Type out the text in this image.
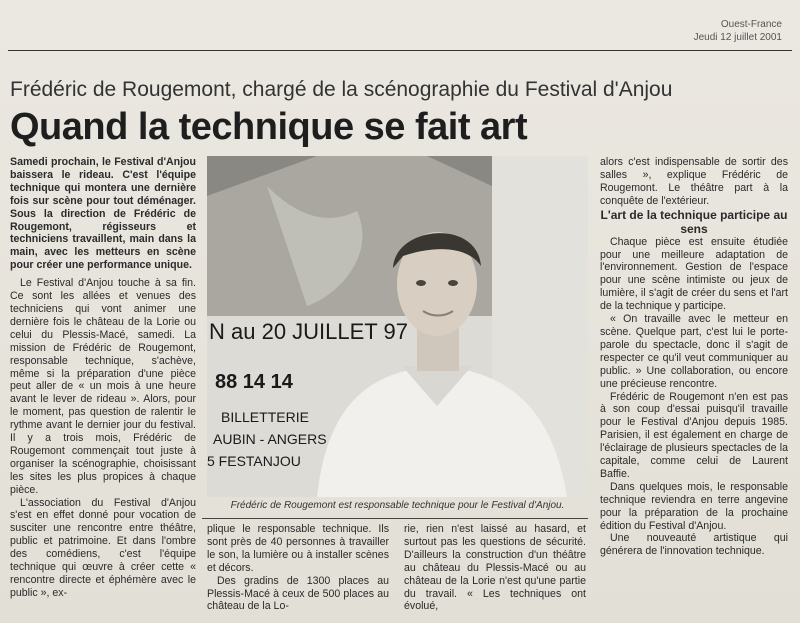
Ouest-France
Jeudi 12 juillet 2001
Frédéric de Rougemont, chargé de la scénographie du Festival d'Anjou
Quand la technique se fait art

Samedi prochain, le Festival d'Anjou baissera le rideau. C'est l'équipe technique qui montera une dernière fois sur scène pour tout déménager. Sous la direction de Frédéric de Rougemont, régisseurs et techniciens travaillent, main dans la main, avec les metteurs en scène pour créer une performance unique.

Le Festival d'Anjou touche à sa fin. Ce sont les allées et venues des techniciens qui vont animer une dernière fois le château de la Lorie ou celui du Plessis-Macé, samedi. La mission de Frédéric de Rougemont, responsable technique, s'achève, même si la préparation d'une pièce peut aller de « un mois à une heure avant le lever de rideau ». Alors, pour le moment, pas question de ralentir le rythme avant le dernier jour du festival. Il y a trois mois, Frédéric de Rougemont commençait tout juste à organiser la scénographie, choisissant les sites les plus propices à chaque pièce.

L'association du Festival d'Anjou s'est en effet donné pour vocation de susciter une rencontre entre théâtre, public et patrimoine. Et dans l'ombre des comédiens, c'est l'équipe technique qui œuvre à créer cette « rencontre directe et éphémère avec le public », ex-

N au 20 JUILLET 97
88 14 14
BILLETTERIE
AUBIN - ANGERS
5 FESTANJOU
Frédéric de Rougemont est responsable technique pour le Festival d'Anjou.

plique le responsable technique. Ils sont près de 40 personnes à travailler le son, la lumière ou à installer scènes et décors.

Des gradins de 1300 places au Plessis-Macé à ceux de 500 places au château de la Lo-

rie, rien n'est laissé au hasard, et surtout pas les questions de sécurité. D'ailleurs la construction d'un théâtre au château du Plessis-Macé ou au château de la Lorie n'est qu'une partie du travail. « Les techniques ont évolué,

alors c'est indispensable de sortir des salles », explique Frédéric de Rougemont. Le théâtre part à la conquête de l'extérieur.

L'art de la technique participe au sens

Chaque pièce est ensuite étudiée pour une meilleure adaptation de l'environnement. Gestion de l'espace pour une scène intimiste ou jeux de lumière, il s'agit de créer du sens et l'art de la technique y participe.

« On travaille avec le metteur en scène. Quelque part, c'est lui le porte-parole du spectacle, donc il s'agit de respecter ce qu'il veut communiquer au public. » Une collaboration, ou encore une précieuse rencontre.

Frédéric de Rougemont n'en est pas à son coup d'essai puisqu'il travaille pour le Festival d'Anjou depuis 1985. Parisien, il est également en charge de l'éclairage de plusieurs spectacles de la capitale, comme celui de Laurent Baffie.

Dans quelques mois, le responsable technique reviendra en terre angevine pour la préparation de la prochaine édition du Festival d'Anjou.

Une nouveauté artistique qui générera de l'innovation technique.
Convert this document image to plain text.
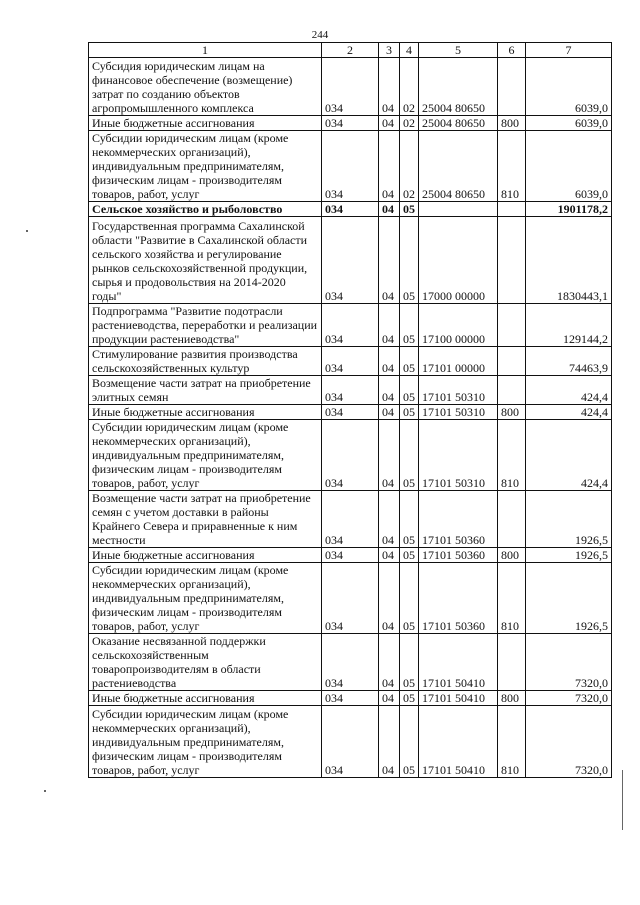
244
1	2	3	4	5	6	7
Субсидия юридическим лицам на финансовое обеспечение (возмещение) затрат по созданию объектов агропромышленного комплекса	034	04	02	25004 80650		6039,0
Иные бюджетные ассигнования	034	04	02	25004 80650	800	6039,0
Субсидии юридическим лицам (кроме некоммерческих организаций), индивидуальным предпринимателям, физическим лицам - производителям товаров, работ, услуг	034	04	02	25004 80650	810	6039,0
Сельское хозяйство и рыболовство	034	04	05			1901178,2
Государственная программа Сахалинской области "Развитие в Сахалинской области сельского хозяйства и регулирование рынков сельскохозяйственной продукции, сырья и продовольствия на 2014-2020 годы"	034	04	05	17000 00000		1830443,1
Подпрограмма "Развитие подотрасли растениеводства, переработки и реализации продукции растениеводства"	034	04	05	17100 00000		129144,2
Стимулирование развития производства сельскохозяйственных культур	034	04	05	17101 00000		74463,9
Возмещение части затрат на приобретение элитных семян	034	04	05	17101 50310		424,4
Иные бюджетные ассигнования	034	04	05	17101 50310	800	424,4
Субсидии юридическим лицам (кроме некоммерческих организаций), индивидуальным предпринимателям, физическим лицам - производителям товаров, работ, услуг	034	04	05	17101 50310	810	424,4
Возмещение части затрат на приобретение семян с учетом доставки в районы Крайнего Севера и приравненные к ним местности	034	04	05	17101 50360		1926,5
Иные бюджетные ассигнования	034	04	05	17101 50360	800	1926,5
Субсидии юридическим лицам (кроме некоммерческих организаций), индивидуальным предпринимателям, физическим лицам - производителям товаров, работ, услуг	034	04	05	17101 50360	810	1926,5
Оказание несвязанной поддержки сельскохозяйственным товаропроизводителям в области растениеводства	034	04	05	17101 50410		7320,0
Иные бюджетные ассигнования	034	04	05	17101 50410	800	7320,0
Субсидии юридическим лицам (кроме некоммерческих организаций), индивидуальным предпринимателям, физическим лицам - производителям товаров, работ, услуг	034	04	05	17101 50410	810	7320,0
◇ ◇ ◇ ◇ ◇ ◇ ◇
_Required task_
Quote the preceding records in their entirety, excluding every picture.

_Result for this exercise_
Type out the text in this image.
Ouest-France
Jeudi 12 juillet 2001
Frédéric de Rougemont, chargé de la scénographie du Festival d'Anjou
Quand la technique se fait art

Samedi prochain, le Festival d'Anjou baissera le rideau. C'est l'équipe technique qui montera une dernière fois sur scène pour tout déménager. Sous la direction de Frédéric de Rougemont, régisseurs et techniciens travaillent, main dans la main, avec les metteurs en scène pour créer une performance unique.

Le Festival d'Anjou touche à sa fin. Ce sont les allées et venues des techniciens qui vont animer une dernière fois le château de la Lorie ou celui du Plessis-Macé, samedi. La mission de Frédéric de Rougemont, responsable technique, s'achève, même si la préparation d'une pièce peut aller de « un mois à une heure avant le lever de rideau ». Alors, pour le moment, pas question de ralentir le rythme avant le dernier jour du festival. Il y a trois mois, Frédéric de Rougemont commençait tout juste à organiser la scénographie, choisissant les sites les plus propices à chaque pièce.

L'association du Festival d'Anjou s'est en effet donné pour vocation de susciter une rencontre entre théâtre, public et patrimoine. Et dans l'ombre des comédiens, c'est l'équipe technique qui œuvre à créer cette « rencontre directe et éphémère avec le public », ex-

N au 20 JUILLET 97
88 14 14
BILLETTERIE
AUBIN - ANGERS
5 FESTANJOU
Frédéric de Rougemont est responsable technique pour le Festival d'Anjou.

plique le responsable technique. Ils sont près de 40 personnes à travailler le son, la lumière ou à installer scènes et décors.

Des gradins de 1300 places au Plessis-Macé à ceux de 500 places au château de la Lo-

rie, rien n'est laissé au hasard, et surtout pas les questions de sécurité. D'ailleurs la construction d'un théâtre au château du Plessis-Macé ou au château de la Lorie n'est qu'une partie du travail. « Les techniques ont évolué,

alors c'est indispensable de sortir des salles », explique Frédéric de Rougemont. Le théâtre part à la conquête de l'extérieur.

L'art de la technique participe au sens

Chaque pièce est ensuite étudiée pour une meilleure adaptation de l'environnement. Gestion de l'espace pour une scène intimiste ou jeux de lumière, il s'agit de créer du sens et l'art de la technique y participe.

« On travaille avec le metteur en scène. Quelque part, c'est lui le porte-parole du spectacle, donc il s'agit de respecter ce qu'il veut communiquer au public. » Une collaboration, ou encore une précieuse rencontre.

Frédéric de Rougemont n'en est pas à son coup d'essai puisqu'il travaille pour le Festival d'Anjou depuis 1985. Parisien, il est également en charge de l'éclairage de plusieurs spectacles de la capitale, comme celui de Laurent Baffie.

Dans quelques mois, le responsable technique reviendra en terre angevine pour la préparation de la prochaine édition du Festival d'Anjou.

Une nouveauté artistique qui générera de l'innovation technique.
Convert this document image to plain text.
244
1	2	3	4	5	6	7
Субсидия юридическим лицам на финансовое обеспечение (возмещение) затрат по созданию объектов агропромышленного комплекса	034	04	02	25004 80650		6039,0
Иные бюджетные ассигнования	034	04	02	25004 80650	800	6039,0
Субсидии юридическим лицам (кроме некоммерческих организаций), индивидуальным предпринимателям, физическим лицам - производителям товаров, работ, услуг	034	04	02	25004 80650	810	6039,0
Сельское хозяйство и рыболовство	034	04	05			1901178,2
Государственная программа Сахалинской области "Развитие в Сахалинской области сельского хозяйства и регулирование рынков сельскохозяйственной продукции, сырья и продовольствия на 2014-2020 годы"	034	04	05	17000 00000		1830443,1
Подпрограмма "Развитие подотрасли растениеводства, переработки и реализации продукции растениеводства"	034	04	05	17100 00000		129144,2
Стимулирование развития производства сельскохозяйственных культур	034	04	05	17101 00000		74463,9
Возмещение части затрат на приобретение элитных семян	034	04	05	17101 50310		424,4
Иные бюджетные ассигнования	034	04	05	17101 50310	800	424,4
Субсидии юридическим лицам (кроме некоммерческих организаций), индивидуальным предпринимателям, физическим лицам - производителям товаров, работ, услуг	034	04	05	17101 50310	810	424,4
Возмещение части затрат на приобретение семян с учетом доставки в районы Крайнего Севера и приравненные к ним местности	034	04	05	17101 50360		1926,5
Иные бюджетные ассигнования	034	04	05	17101 50360	800	1926,5
Субсидии юридическим лицам (кроме некоммерческих организаций), индивидуальным предпринимателям, физическим лицам - производителям товаров, работ, услуг	034	04	05	17101 50360	810	1926,5
Оказание несвязанной поддержки сельскохозяйственным товаропроизводителям в области растениеводства	034	04	05	17101 50410		7320,0
Иные бюджетные ассигнования	034	04	05	17101 50410	800	7320,0
Субсидии юридическим лицам (кроме некоммерческих организаций), индивидуальным предпринимателям, физическим лицам - производителям товаров, работ, услуг	034	04	05	17101 50410	810	7320,0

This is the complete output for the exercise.